• Stated task A:
Write out the part of the "Long Shadow Revisited" essay between "Long Shadow Revisited" and "content with this.", inclusive.

• Passage given:
▬▬▬

Long Shadow Revisited

Five years have passed since I published, on American Path[o]s, “August’s Long Shadow,” a personal memoir of the events surrounding the 1988 murder of my friend and fraternity brother Thomas Baer (kevinterralbrewer.com/baer/). Looking back, I am struck by the degree to which this one written piece has impacted my conception of who I am and certainly of who I was. My blog is a simple hobby and, admittedly, one on which I expend little energy. With retirement approaching, I daydream that someday it may yet become a going concern, but for now I repost my old research papers and pound out the occasional history-related tale, trying to bring dead presidents and others back to life using essentially the same story telling techniques that have kept me in work and, I am told, successfully so, for nearly three decades. I am content with this.

“August’s Long Shadow” is different, though. I didn’t know it at the time, but it is.

▬▬▬

• Record set:

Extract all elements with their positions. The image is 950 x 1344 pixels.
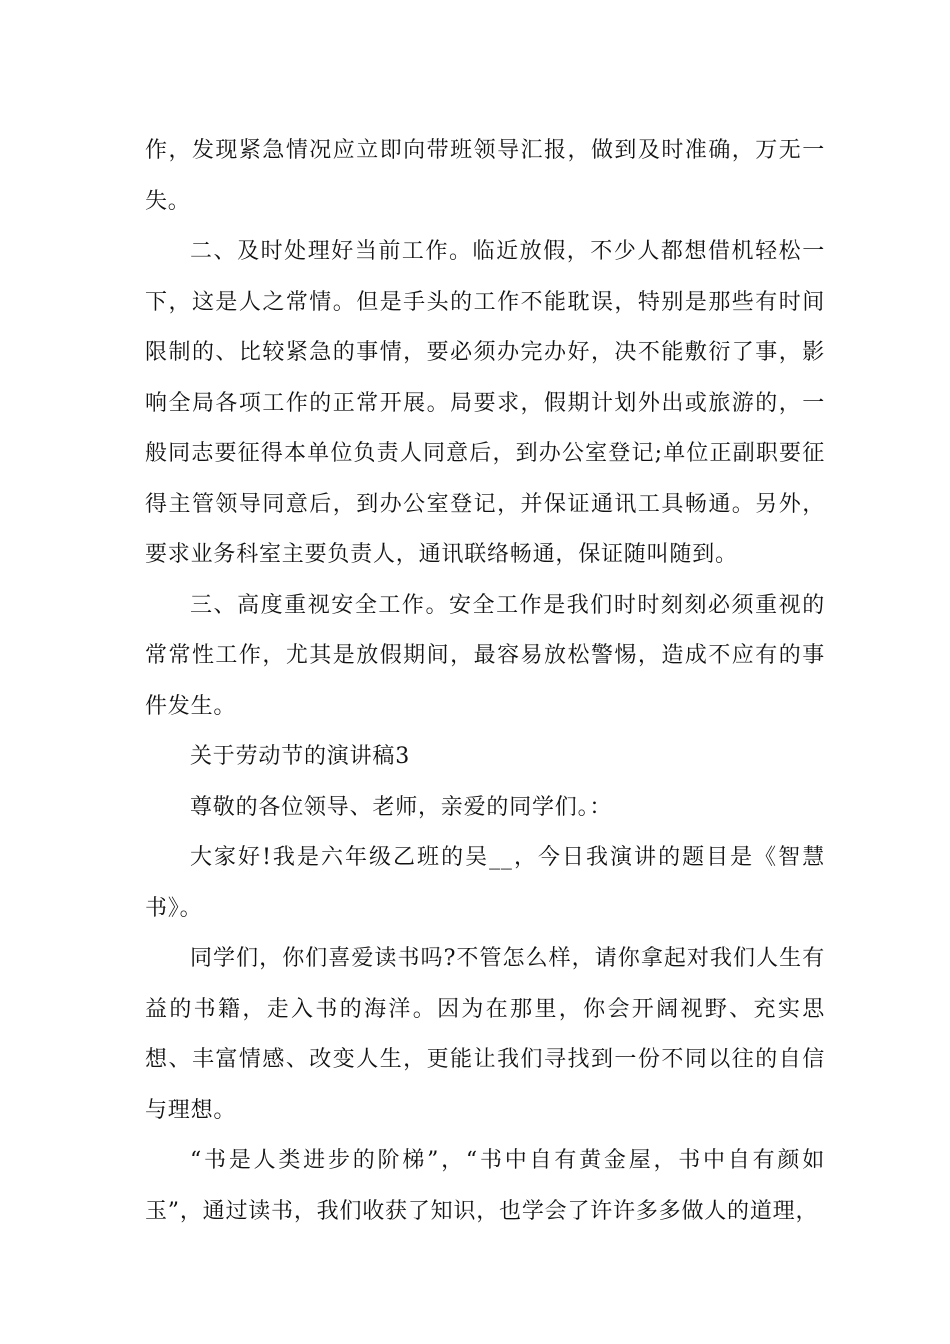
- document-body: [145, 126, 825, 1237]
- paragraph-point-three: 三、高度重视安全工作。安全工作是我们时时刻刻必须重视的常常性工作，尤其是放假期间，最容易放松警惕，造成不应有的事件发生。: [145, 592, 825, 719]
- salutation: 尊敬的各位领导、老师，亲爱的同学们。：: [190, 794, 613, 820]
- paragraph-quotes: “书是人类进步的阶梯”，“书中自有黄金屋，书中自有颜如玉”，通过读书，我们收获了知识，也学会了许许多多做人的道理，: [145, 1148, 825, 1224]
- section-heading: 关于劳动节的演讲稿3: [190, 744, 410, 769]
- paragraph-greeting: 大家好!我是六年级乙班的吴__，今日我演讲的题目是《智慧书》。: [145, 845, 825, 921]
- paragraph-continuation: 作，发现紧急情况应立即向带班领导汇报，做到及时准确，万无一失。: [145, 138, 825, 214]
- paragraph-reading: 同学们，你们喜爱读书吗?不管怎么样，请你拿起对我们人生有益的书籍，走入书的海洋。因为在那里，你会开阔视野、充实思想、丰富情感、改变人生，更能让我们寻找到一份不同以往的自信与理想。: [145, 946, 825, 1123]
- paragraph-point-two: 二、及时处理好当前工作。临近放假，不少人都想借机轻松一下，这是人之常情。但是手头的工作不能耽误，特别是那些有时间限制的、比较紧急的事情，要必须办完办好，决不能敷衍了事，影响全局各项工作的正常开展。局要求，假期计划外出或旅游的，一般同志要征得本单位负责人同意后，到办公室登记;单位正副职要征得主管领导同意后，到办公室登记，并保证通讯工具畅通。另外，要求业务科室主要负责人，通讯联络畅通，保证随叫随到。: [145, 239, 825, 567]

▬▬▬

• Stated task B:
Give again the lines of the Block 1 rows between the lines holding "- document-body: [145, 126, 825, 1237]" and "946, 825, 1123]", inclusive.

• Exercise output A:
Long Shadow Revisited

Five years have passed since I published, on American Path[o]s, “August’s Long Shadow,” a personal memoir of the events surrounding the 1988 murder of my friend and fraternity brother Thomas Baer (kevinterralbrewer.com/baer/). Looking back, I am struck by the degree to which this one written piece has impacted my conception of who I am and certainly of who I was. My blog is a simple hobby and, admittedly, one on which I expend little energy. With retirement approaching, I daydream that someday it may yet become a going concern, but for now I repost my old research papers and pound out the occasional history-related tale, trying to bring dead presidents and others back to life using essentially the same story telling techniques that have kept me in work and, I am told, successfully so, for nearly three decades. I am content with this.

• Exercise output B:
- document-body: [145, 126, 825, 1237]
- paragraph-point-three: 三、高度重视安全工作。安全工作是我们时时刻刻必须重视的常常性工作，尤其是放假期间，最容易放松警惕，造成不应有的事件发生。: [145, 592, 825, 719]
- salutation: 尊敬的各位领导、老师，亲爱的同学们。：: [190, 794, 613, 820]
- paragraph-quotes: “书是人类进步的阶梯”，“书中自有黄金屋，书中自有颜如玉”，通过读书，我们收获了知识，也学会了许许多多做人的道理，: [145, 1148, 825, 1224]
- section-heading: 关于劳动节的演讲稿3: [190, 744, 410, 769]
- paragraph-greeting: 大家好!我是六年级乙班的吴__，今日我演讲的题目是《智慧书》。: [145, 845, 825, 921]
- paragraph-continuation: 作，发现紧急情况应立即向带班领导汇报，做到及时准确，万无一失。: [145, 138, 825, 214]
- paragraph-reading: 同学们，你们喜爱读书吗?不管怎么样，请你拿起对我们人生有益的书籍，走入书的海洋。因为在那里，你会开阔视野、充实思想、丰富情感、改变人生，更能让我们寻找到一份不同以往的自信与理想。: [145, 946, 825, 1123]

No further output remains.